== EXCERPTED TEXT ==
====

S/Sx- hypoventilation and hypoxia may result. Client may experience emotional and physical distress while trying to breathe despite excruciating pain. Respirations are rapid, shallow, and labored. Paradoxical movement can be seen. Breath sounds may be absent or decreased on the affected side and crepitus may be heard or felt.

Treatment- usually intubation and mechanical ventilation to accomplish:
restore adequate ventilation, thus reducing hypoxia and hypercapnia
Decrease paradoxical motion by using positive pressure to stabilize the chest wall internally.
Reduce pain by decreasing movement of the fractured ribs.
Provide an avenue for removal of secretions
Internal stabilization with continuous ventilation may require 21 days or more. Muscle relaxants or paralyzing agents may be administered to reduce the risk of separation of the healing costochondral junctions.
Sucking Chest Wound (1662)
a traumatic open pneumothorax. A traumatic opening in the chest wall that is large enough for air to move freely in and out of the chest cavity during ventilation. This abnormal mvmt of air through the chest wound produces a sucking noise that is audible in a quiet environment.

If this occurs immediately cover the wound securely with anything available. Fix the temporary dressing in place with several strips of wide tape. If the client is awake and cooperative, have them take a deep breath and try to push it out while keeping the mouth and nose closed. This pushing effort against the closed glottis helps to push air out through the wound and reexpand the lungs. When client does this place dressing before the client inhales again.

Stay with client. Carefully assess for indications of tension pneumothorax and mediastinal shift (heart, great vessels, trachea, esophagus) are pushed to the unaffected side. If this appears to be developing after the wound is sealed, unplug the seal and allow the air to escape. Closed chest drainage is necessary to remove the air from the pleural space and allow the lung to reexpand if it is collapsed.
Mediastinal Flutter (1662)
A complication which results from air rushing in and out of ht ethoracic cavity on the affected side. With inspiration the mediastinal structures (heart, trachea, esophagus) and collapsed lung are pushed toward the unaffected side. With expiration these structures then move back toward the affected side. Fluttering back and forth movements of these vital mediastinal structures produce severe cardiopulmonary compromise, which is fatal if not treated promptly. Chest tubes must be inserted on affected side away from the open wound.

====

== INFORMATION SHOWN ==
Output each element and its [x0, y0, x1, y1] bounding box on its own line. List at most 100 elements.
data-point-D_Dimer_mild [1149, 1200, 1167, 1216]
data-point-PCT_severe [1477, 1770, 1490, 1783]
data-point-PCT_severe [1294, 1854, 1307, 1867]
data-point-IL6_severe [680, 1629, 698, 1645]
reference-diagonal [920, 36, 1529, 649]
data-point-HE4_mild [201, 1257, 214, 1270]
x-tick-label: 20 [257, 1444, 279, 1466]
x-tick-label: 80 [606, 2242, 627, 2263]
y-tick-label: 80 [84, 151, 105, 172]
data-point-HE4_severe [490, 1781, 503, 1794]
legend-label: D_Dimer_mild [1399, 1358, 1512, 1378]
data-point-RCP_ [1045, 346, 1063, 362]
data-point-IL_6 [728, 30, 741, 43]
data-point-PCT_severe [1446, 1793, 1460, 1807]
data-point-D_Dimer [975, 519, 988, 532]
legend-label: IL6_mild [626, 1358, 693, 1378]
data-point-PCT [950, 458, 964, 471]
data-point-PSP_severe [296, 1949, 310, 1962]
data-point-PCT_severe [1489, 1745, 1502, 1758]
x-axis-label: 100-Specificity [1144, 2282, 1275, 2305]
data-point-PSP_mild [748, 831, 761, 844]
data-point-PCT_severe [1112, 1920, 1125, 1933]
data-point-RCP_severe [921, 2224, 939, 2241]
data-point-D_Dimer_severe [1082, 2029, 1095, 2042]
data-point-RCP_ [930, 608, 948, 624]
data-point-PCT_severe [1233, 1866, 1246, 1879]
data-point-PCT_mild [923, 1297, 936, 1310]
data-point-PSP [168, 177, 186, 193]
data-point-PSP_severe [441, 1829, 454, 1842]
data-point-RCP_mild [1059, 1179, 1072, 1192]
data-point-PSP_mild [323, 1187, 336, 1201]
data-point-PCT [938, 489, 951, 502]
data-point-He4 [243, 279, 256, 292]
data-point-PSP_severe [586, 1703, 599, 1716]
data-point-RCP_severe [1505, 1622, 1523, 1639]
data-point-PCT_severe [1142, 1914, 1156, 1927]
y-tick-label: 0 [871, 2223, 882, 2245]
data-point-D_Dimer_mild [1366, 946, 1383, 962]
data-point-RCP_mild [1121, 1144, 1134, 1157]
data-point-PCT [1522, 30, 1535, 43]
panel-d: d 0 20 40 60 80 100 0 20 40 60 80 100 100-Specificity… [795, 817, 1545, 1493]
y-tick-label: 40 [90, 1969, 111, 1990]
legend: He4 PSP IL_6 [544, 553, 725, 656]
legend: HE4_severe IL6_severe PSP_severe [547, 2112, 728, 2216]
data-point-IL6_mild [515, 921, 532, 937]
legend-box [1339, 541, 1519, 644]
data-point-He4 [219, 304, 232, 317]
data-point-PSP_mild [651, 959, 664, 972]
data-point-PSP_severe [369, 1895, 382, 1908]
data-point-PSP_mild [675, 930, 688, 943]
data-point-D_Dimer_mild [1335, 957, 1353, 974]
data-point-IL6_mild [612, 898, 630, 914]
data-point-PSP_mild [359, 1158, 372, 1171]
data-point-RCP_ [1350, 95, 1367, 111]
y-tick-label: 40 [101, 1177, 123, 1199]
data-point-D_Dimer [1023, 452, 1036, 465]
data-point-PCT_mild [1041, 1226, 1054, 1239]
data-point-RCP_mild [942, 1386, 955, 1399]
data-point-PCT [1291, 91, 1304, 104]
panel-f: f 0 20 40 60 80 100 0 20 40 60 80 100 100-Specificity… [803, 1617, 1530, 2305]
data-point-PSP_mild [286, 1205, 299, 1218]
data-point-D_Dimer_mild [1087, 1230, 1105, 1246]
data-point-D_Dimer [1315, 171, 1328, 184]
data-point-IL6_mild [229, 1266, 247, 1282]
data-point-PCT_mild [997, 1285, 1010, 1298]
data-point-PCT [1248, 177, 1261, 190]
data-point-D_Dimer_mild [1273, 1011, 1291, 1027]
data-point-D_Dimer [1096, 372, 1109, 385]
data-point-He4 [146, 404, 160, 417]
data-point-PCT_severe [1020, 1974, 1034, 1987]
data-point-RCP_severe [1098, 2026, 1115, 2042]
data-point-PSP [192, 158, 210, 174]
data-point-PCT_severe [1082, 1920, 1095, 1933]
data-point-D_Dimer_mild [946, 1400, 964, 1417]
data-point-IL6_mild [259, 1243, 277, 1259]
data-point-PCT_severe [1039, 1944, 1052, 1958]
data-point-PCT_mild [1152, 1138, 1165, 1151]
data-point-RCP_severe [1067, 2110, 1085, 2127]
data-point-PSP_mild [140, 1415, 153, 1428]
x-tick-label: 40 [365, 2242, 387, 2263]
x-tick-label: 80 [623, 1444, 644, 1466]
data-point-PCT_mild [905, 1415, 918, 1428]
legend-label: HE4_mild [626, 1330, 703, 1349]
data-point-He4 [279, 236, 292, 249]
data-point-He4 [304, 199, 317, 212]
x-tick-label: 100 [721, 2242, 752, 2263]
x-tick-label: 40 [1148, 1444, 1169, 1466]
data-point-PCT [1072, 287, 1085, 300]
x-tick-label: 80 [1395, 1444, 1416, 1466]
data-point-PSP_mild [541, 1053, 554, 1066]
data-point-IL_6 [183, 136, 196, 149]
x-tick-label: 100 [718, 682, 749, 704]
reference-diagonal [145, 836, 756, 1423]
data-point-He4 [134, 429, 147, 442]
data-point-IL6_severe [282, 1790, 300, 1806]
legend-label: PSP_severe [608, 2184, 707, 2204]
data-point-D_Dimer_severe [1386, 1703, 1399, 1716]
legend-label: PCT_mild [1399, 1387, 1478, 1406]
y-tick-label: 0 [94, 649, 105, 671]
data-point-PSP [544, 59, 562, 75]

====

== PROBLEM TO WORK ON ==
Write the next part of the chest injury notes, picking up after the final sentence.

== REPLY ==
Near Drowning Assessment (1664)
May see pink frothy sputum (indicates pulmonary edema). Auscultation may reveal crackles, rhonchi, and wheezes. WBC may be elevated.

Begin assessment with ABC. If possible spinal injury, immobilize the spine. CPR should be initiated if necessary and continued especially in hypothermic clients (may be successful long after typical CPR guidelines would indicate discontinuation). Obtain history of submersion including length, temp of water, injuries, and type of water. Assess LOC. Note respiratory efforts and adventitious sounds. Open airway while maintaining spinal immobility. Look for signs of hypoxia (confusion, irritability, lethargy, unconsciousness) Obtain vitals. For respiratory insufficiency, intubate and ventilate with 100% oxygen and 5-10 cm of PEEP to prevent alveoli from collapsing. If client is breathing provide support with non-rebreather mast. Monitor neurologic status carefully. Deteriorating LOC may indicate cerebral edema, severe acidosis, or increased hypoxia.
Carbon Monoxide Poisoning- Treatments (1665)
Removal of CO fro the body is imperative. administering 100% oxygen will shorten the half-life of CO to 80 minutes. Hyperbaric oxygen may be needed to reduce the half life of CO to minutes by forcing it off the hemoglobin molecule for clients with severe CO poisoning. Hyperbaric oxygen will decrease the half-life of CO to 23 minutes.